In the records below, find each line containing the word "Stock" and copy it.

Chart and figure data
►

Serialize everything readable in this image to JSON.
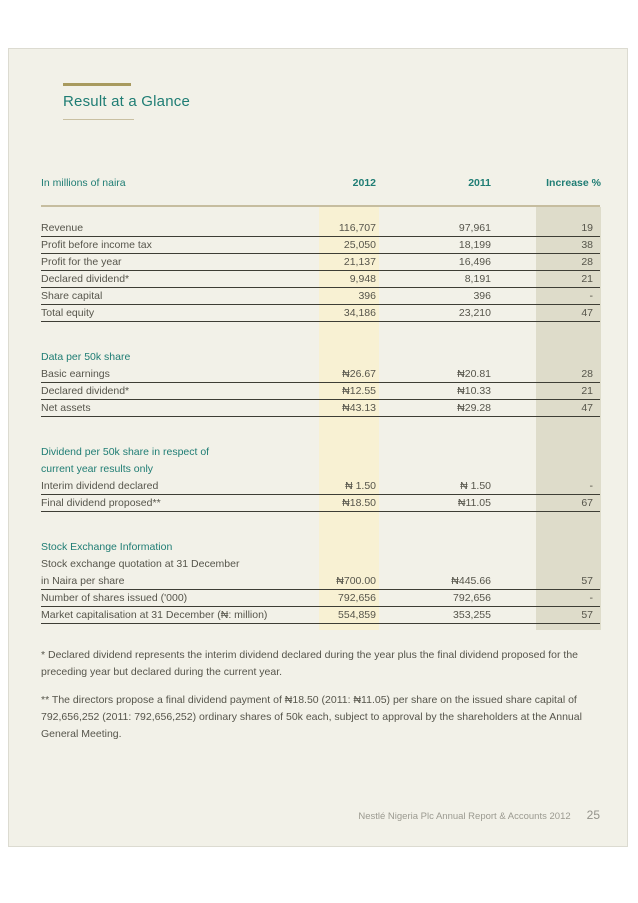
{
  "page": {
    "title": "Result at a Glance",
    "footer_text": "Nestlé Nigeria Plc Annual Report & Accounts 2012",
    "page_number": "25"
  },
  "colors": {
    "teal": "#1f7d74",
    "accent_bar": "#a89a5e",
    "band_2012": "#f8f1d3",
    "band_increase": "#dedcca",
    "page_background": "#f2f1e8"
  },
  "table": {
    "unit_label": "In millions of naira",
    "col_2012": "2012",
    "col_2011": "2011",
    "col_increase": "Increase %",
    "sections": [
      {
        "heading_lines": [],
        "pre_rows": [],
        "rows": [
          {
            "label": "Revenue",
            "v2012": "116,707",
            "v2011": "97,961",
            "increase": "19"
          },
          {
            "label": "Profit before income tax",
            "v2012": "25,050",
            "v2011": "18,199",
            "increase": "38"
          },
          {
            "label": "Profit for the year",
            "v2012": "21,137",
            "v2011": "16,496",
            "increase": "28"
          },
          {
            "label": "Declared dividend*",
            "v2012": "9,948",
            "v2011": "8,191",
            "increase": "21"
          },
          {
            "label": "Share capital",
            "v2012": "396",
            "v2011": "396",
            "increase": "-"
          },
          {
            "label": "Total equity",
            "v2012": "34,186",
            "v2011": "23,210",
            "increase": "47"
          }
        ]
      },
      {
        "heading_lines": [
          "Data per 50k share"
        ],
        "pre_rows": [],
        "rows": [
          {
            "label": "Basic earnings",
            "v2012": "₦26.67",
            "v2011": "₦20.81",
            "increase": "28"
          },
          {
            "label": "Declared dividend*",
            "v2012": "₦12.55",
            "v2011": "₦10.33",
            "increase": "21"
          },
          {
            "label": "Net assets",
            "v2012": "₦43.13",
            "v2011": "₦29.28",
            "increase": "47"
          }
        ]
      },
      {
        "heading_lines": [
          "Dividend per 50k share in respect of",
          "current year results only"
        ],
        "pre_rows": [],
        "rows": [
          {
            "label": "Interim dividend declared",
            "v2012": "₦ 1.50",
            "v2011": "₦ 1.50",
            "increase": "-"
          },
          {
            "label": "Final dividend proposed**",
            "v2012": "₦18.50",
            "v2011": "₦11.05",
            "increase": "67"
          }
        ]
      },
      {
        "heading_lines": [
          "Stock Exchange Information"
        ],
        "pre_rows": [
          "Stock exchange quotation at 31 December"
        ],
        "rows": [
          {
            "label": "in Naira per share",
            "v2012": "₦700.00",
            "v2011": "₦445.66",
            "increase": "57"
          },
          {
            "label": "Number of shares issued ('000)",
            "v2012": "792,656",
            "v2011": "792,656",
            "increase": "-"
          },
          {
            "label": "Market capitalisation at 31 December (₦: million)",
            "v2012": "554,859",
            "v2011": "353,255",
            "increase": "57"
          }
        ]
      }
    ]
  },
  "footnotes": [
    "* Declared dividend represents the interim dividend declared during the year plus the final dividend proposed for the preceding year but declared during the current year.",
    "** The directors propose a final dividend payment of ₦18.50 (2011: ₦11.05) per share on the issued share capital of 792,656,252 (2011: 792,656,252) ordinary shares of 50k each, subject to approval by the shareholders at the Annual General Meeting."
  ]
}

◄

TASK ANSWER |
          "Stock Exchange Information"
          "Stock exchange quotation at 31 December"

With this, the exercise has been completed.